(Data records)
....

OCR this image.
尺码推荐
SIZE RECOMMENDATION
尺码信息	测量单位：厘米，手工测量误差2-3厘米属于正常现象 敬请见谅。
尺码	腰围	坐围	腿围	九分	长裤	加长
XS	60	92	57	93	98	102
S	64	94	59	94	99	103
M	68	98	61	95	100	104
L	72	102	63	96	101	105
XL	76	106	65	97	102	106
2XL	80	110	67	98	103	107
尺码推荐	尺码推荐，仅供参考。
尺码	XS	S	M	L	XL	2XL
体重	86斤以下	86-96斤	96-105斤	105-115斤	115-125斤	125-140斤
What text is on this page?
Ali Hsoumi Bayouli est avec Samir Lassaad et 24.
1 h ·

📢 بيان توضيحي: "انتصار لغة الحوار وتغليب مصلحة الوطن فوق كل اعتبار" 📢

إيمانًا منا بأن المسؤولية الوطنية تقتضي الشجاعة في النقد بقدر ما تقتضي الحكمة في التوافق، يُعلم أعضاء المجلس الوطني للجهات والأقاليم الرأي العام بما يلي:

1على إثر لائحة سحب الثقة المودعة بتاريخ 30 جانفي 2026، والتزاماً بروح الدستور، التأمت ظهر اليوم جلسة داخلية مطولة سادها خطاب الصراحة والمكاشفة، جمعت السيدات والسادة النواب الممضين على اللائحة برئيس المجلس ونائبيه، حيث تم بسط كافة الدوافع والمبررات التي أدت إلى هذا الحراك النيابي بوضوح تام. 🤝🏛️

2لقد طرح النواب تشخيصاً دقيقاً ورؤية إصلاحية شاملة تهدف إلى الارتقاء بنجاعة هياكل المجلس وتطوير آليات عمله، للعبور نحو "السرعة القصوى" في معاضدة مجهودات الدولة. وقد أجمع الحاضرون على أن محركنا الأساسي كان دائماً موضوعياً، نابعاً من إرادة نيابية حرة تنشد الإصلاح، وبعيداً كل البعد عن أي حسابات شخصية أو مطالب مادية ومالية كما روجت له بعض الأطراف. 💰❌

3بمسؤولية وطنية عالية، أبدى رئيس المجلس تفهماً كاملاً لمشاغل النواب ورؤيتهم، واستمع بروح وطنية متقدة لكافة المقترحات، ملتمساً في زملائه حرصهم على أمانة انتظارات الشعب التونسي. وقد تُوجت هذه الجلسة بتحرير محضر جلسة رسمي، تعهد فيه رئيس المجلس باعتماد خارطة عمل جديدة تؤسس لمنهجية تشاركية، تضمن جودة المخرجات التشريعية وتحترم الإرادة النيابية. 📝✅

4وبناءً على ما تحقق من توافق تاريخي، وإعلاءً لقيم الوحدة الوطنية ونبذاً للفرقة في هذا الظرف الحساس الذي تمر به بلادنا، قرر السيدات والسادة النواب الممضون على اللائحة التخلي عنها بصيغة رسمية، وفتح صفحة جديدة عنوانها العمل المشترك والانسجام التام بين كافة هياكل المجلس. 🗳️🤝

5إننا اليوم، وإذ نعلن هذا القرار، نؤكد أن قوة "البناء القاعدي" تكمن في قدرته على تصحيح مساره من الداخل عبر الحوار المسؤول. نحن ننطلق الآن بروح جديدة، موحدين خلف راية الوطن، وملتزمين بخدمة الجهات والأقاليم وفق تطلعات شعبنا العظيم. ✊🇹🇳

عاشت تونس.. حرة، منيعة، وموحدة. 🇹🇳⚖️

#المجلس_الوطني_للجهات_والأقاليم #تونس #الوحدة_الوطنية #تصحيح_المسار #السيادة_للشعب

....

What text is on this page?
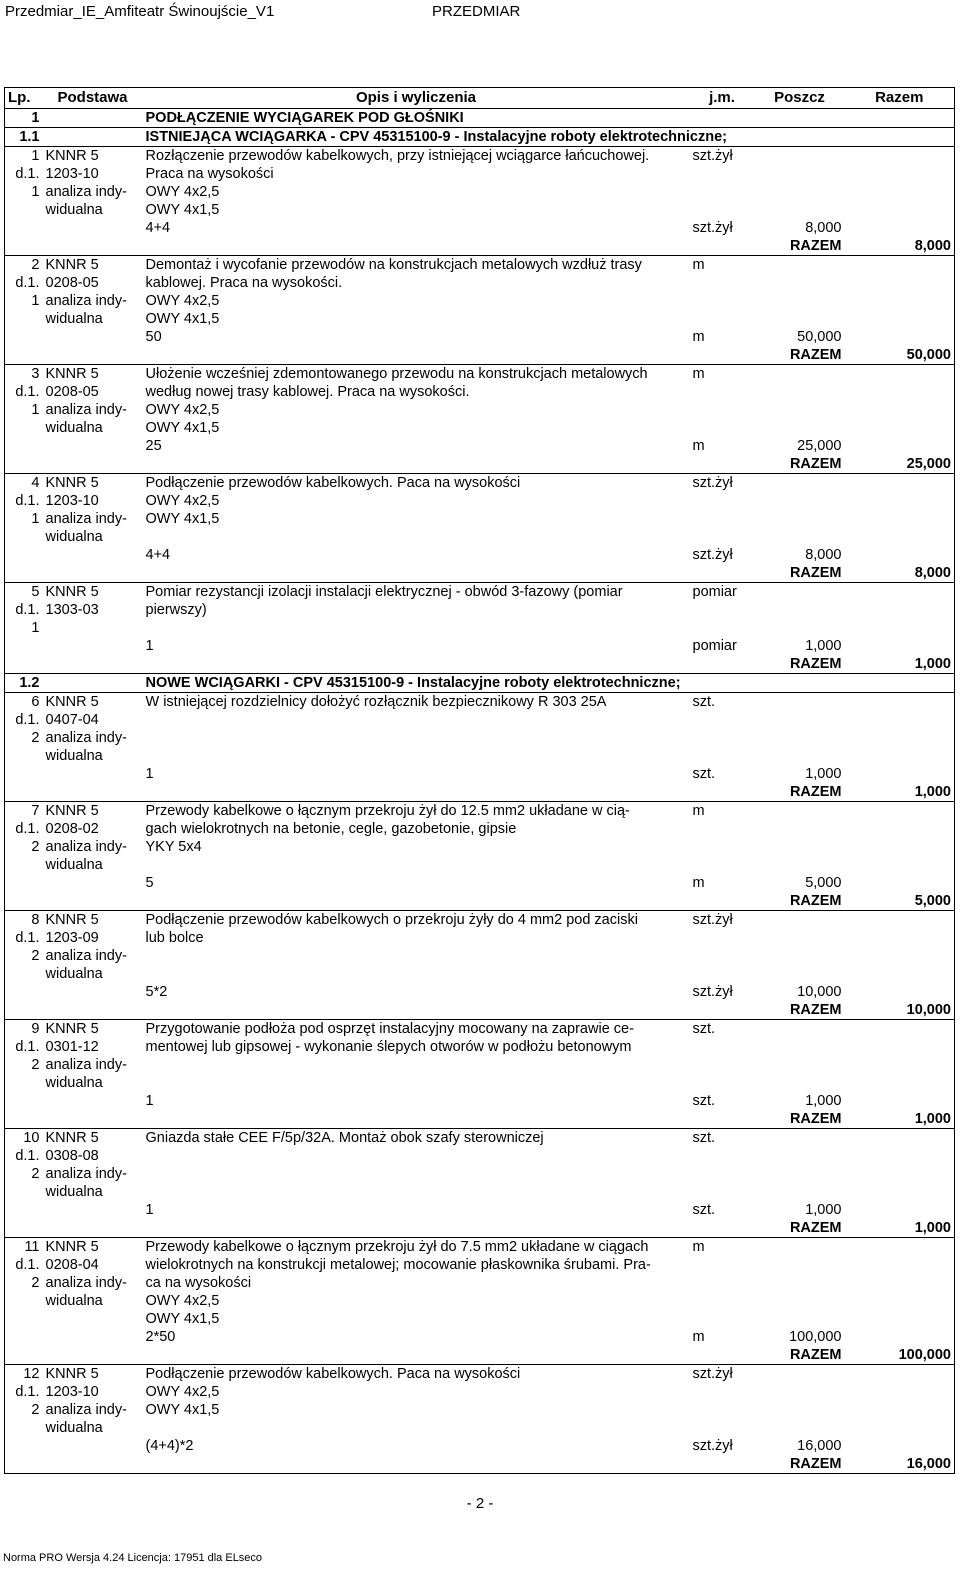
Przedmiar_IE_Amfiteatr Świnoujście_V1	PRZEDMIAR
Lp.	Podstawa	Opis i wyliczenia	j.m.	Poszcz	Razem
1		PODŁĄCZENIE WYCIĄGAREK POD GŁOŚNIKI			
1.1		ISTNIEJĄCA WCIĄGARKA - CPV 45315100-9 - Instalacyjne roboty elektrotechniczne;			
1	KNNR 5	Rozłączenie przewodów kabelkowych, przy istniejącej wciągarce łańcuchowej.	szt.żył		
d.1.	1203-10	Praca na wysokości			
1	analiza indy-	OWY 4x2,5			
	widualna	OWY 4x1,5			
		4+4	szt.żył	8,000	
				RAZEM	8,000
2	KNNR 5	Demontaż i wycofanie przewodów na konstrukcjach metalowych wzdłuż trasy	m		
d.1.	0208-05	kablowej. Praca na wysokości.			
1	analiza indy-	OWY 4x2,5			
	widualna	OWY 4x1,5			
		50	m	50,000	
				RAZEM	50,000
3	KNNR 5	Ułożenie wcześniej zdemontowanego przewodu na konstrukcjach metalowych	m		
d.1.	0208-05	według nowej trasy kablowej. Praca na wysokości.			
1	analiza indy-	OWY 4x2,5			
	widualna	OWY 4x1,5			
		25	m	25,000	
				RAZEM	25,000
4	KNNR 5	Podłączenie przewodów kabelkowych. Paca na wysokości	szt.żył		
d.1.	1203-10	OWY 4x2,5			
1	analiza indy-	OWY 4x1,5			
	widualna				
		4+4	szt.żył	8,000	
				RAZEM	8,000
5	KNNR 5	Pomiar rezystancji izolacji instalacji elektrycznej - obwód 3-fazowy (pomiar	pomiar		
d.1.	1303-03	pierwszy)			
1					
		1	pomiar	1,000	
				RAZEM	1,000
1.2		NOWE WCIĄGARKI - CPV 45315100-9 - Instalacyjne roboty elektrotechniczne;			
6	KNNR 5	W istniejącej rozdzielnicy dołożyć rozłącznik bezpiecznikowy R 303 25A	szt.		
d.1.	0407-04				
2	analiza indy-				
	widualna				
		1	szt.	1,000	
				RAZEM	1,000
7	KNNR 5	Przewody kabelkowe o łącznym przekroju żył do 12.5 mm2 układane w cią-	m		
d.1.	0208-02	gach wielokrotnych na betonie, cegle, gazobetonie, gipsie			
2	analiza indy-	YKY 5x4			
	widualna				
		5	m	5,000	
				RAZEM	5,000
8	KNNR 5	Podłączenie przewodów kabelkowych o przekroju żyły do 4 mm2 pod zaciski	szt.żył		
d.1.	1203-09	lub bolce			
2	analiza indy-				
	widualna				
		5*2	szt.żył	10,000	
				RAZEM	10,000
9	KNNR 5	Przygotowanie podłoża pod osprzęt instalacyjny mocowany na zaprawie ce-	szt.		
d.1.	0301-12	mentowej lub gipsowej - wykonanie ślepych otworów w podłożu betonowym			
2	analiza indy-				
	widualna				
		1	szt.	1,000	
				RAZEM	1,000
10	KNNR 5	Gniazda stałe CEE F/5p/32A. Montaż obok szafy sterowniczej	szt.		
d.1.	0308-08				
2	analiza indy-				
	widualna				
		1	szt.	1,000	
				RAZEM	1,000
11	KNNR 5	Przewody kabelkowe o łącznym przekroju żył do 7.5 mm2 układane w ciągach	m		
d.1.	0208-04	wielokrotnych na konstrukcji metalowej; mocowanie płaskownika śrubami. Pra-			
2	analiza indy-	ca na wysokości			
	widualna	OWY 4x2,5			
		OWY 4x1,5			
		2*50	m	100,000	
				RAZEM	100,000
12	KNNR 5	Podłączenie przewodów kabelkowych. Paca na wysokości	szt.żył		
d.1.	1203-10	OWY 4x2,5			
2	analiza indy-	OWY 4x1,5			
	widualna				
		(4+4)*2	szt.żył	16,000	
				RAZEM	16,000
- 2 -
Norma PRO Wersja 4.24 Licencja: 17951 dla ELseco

....

Copy each line of the records containing the string "اليوم".

1على إثر لائحة سحب الثقة المودعة بتاريخ 30 جانفي 2026، والتزاماً بروح الدستور، التأمت ظهر اليوم جلسة داخلية مطولة سادها خطاب الصراحة والمكاشفة، جمعت السيدات والسادة النواب الممضين على اللائحة برئيس المجلس ونائبيه، حيث تم بسط كافة الدوافع والمبررات التي أدت إلى هذا الحراك النيابي بوضوح تام. 🤝🏛️
5إننا اليوم، وإذ نعلن هذا القرار، نؤكد أن قوة "البناء القاعدي" تكمن في قدرته على تصحيح مساره من الداخل عبر الحوار المسؤول. نحن ننطلق الآن بروح جديدة، موحدين خلف راية الوطن، وملتزمين بخدمة الجهات والأقاليم وفق تطلعات شعبنا العظيم. ✊🇹🇳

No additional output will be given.